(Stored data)
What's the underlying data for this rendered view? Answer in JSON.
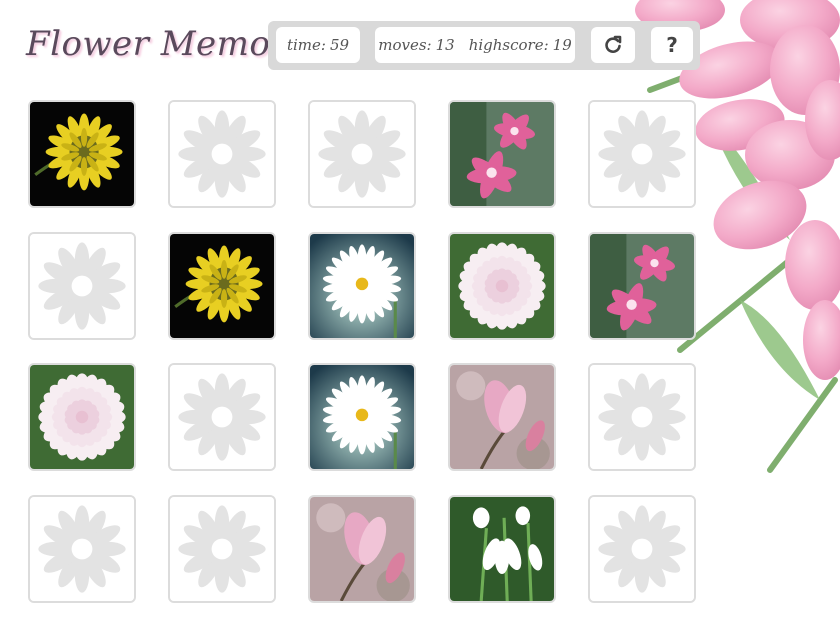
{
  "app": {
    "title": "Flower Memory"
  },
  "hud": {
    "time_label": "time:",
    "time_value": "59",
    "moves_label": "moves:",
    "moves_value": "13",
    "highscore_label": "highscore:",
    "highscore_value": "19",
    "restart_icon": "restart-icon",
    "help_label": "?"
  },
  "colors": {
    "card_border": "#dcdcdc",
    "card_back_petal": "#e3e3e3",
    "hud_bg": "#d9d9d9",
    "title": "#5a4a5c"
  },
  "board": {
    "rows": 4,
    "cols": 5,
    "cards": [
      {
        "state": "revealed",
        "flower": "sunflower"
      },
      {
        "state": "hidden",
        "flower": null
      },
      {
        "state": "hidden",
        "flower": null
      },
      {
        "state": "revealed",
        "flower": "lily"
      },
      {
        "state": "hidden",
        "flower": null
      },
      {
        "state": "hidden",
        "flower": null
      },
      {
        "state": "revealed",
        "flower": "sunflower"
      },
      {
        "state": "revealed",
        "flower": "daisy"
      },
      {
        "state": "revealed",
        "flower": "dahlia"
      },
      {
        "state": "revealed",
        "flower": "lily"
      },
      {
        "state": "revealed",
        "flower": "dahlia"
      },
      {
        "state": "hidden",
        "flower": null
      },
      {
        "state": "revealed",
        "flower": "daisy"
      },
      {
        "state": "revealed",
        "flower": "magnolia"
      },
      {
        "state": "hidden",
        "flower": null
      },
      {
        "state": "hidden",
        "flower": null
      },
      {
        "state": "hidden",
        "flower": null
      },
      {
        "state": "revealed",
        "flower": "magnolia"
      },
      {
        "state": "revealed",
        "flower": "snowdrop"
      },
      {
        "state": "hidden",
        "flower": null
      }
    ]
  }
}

- [Prompt]
Without including the pictures, reproduce all entries exactly.

- [Written response]
What's the underlying data for this rendered view? Answer in JSON.
{
  "app": {
    "title": "Flower Memory"
  },
  "hud": {
    "time_label": "time:",
    "time_value": "59",
    "moves_label": "moves:",
    "moves_value": "13",
    "highscore_label": "highscore:",
    "highscore_value": "19",
    "restart_icon": "restart-icon",
    "help_label": "?"
  },
  "colors": {
    "card_border": "#dcdcdc",
    "card_back_petal": "#e3e3e3",
    "hud_bg": "#d9d9d9",
    "title": "#5a4a5c"
  },
  "board": {
    "rows": 4,
    "cols": 5,
    "cards": [
      {
        "state": "revealed",
        "flower": "sunflower"
      },
      {
        "state": "hidden",
        "flower": null
      },
      {
        "state": "hidden",
        "flower": null
      },
      {
        "state": "revealed",
        "flower": "lily"
      },
      {
        "state": "hidden",
        "flower": null
      },
      {
        "state": "hidden",
        "flower": null
      },
      {
        "state": "revealed",
        "flower": "sunflower"
      },
      {
        "state": "revealed",
        "flower": "daisy"
      },
      {
        "state": "revealed",
        "flower": "dahlia"
      },
      {
        "state": "revealed",
        "flower": "lily"
      },
      {
        "state": "revealed",
        "flower": "dahlia"
      },
      {
        "state": "hidden",
        "flower": null
      },
      {
        "state": "revealed",
        "flower": "daisy"
      },
      {
        "state": "revealed",
        "flower": "magnolia"
      },
      {
        "state": "hidden",
        "flower": null
      },
      {
        "state": "hidden",
        "flower": null
      },
      {
        "state": "hidden",
        "flower": null
      },
      {
        "state": "revealed",
        "flower": "magnolia"
      },
      {
        "state": "revealed",
        "flower": "snowdrop"
      },
      {
        "state": "hidden",
        "flower": null
      }
    ]
  }
}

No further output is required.